- Aim: Below are some entries. Copy each line that holds the string "Cage".

- Stored records:
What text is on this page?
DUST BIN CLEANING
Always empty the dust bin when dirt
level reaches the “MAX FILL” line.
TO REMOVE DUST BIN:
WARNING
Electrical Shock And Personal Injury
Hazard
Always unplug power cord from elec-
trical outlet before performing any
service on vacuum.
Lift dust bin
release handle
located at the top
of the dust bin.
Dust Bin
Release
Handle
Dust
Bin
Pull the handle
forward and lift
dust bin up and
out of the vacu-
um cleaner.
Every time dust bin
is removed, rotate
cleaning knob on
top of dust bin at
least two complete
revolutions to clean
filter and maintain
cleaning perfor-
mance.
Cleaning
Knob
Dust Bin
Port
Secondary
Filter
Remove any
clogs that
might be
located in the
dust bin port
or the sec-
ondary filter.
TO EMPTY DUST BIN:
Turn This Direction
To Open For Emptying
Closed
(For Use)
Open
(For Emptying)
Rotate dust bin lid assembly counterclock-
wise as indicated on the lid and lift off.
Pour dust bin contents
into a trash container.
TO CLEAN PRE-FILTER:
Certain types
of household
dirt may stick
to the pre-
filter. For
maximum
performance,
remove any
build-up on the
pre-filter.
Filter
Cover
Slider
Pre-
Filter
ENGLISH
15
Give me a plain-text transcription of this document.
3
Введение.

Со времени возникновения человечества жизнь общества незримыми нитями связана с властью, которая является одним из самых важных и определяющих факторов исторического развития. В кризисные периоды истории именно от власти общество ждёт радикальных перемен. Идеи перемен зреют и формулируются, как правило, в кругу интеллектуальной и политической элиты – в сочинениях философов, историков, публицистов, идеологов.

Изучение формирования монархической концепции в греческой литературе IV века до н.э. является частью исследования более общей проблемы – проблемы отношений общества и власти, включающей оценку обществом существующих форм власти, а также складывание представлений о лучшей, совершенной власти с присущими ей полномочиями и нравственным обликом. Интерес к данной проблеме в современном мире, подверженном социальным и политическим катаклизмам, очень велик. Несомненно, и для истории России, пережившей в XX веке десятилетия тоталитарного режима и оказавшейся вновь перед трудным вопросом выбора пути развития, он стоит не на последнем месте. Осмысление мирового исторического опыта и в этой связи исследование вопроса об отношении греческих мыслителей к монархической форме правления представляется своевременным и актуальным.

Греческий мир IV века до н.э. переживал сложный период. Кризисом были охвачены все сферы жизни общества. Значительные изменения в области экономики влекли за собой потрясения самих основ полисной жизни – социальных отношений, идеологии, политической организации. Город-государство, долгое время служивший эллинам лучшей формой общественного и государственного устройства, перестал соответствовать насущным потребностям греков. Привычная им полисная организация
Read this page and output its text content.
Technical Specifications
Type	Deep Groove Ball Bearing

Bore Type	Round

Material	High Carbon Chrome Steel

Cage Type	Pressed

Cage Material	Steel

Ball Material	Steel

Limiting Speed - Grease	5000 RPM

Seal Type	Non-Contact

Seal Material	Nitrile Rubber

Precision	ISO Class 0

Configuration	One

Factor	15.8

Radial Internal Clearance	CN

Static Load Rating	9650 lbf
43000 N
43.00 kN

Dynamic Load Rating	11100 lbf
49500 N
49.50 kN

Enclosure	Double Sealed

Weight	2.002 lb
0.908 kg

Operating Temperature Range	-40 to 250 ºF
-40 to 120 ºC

- Output below:
Cage Type	Pressed
Cage Material	Steel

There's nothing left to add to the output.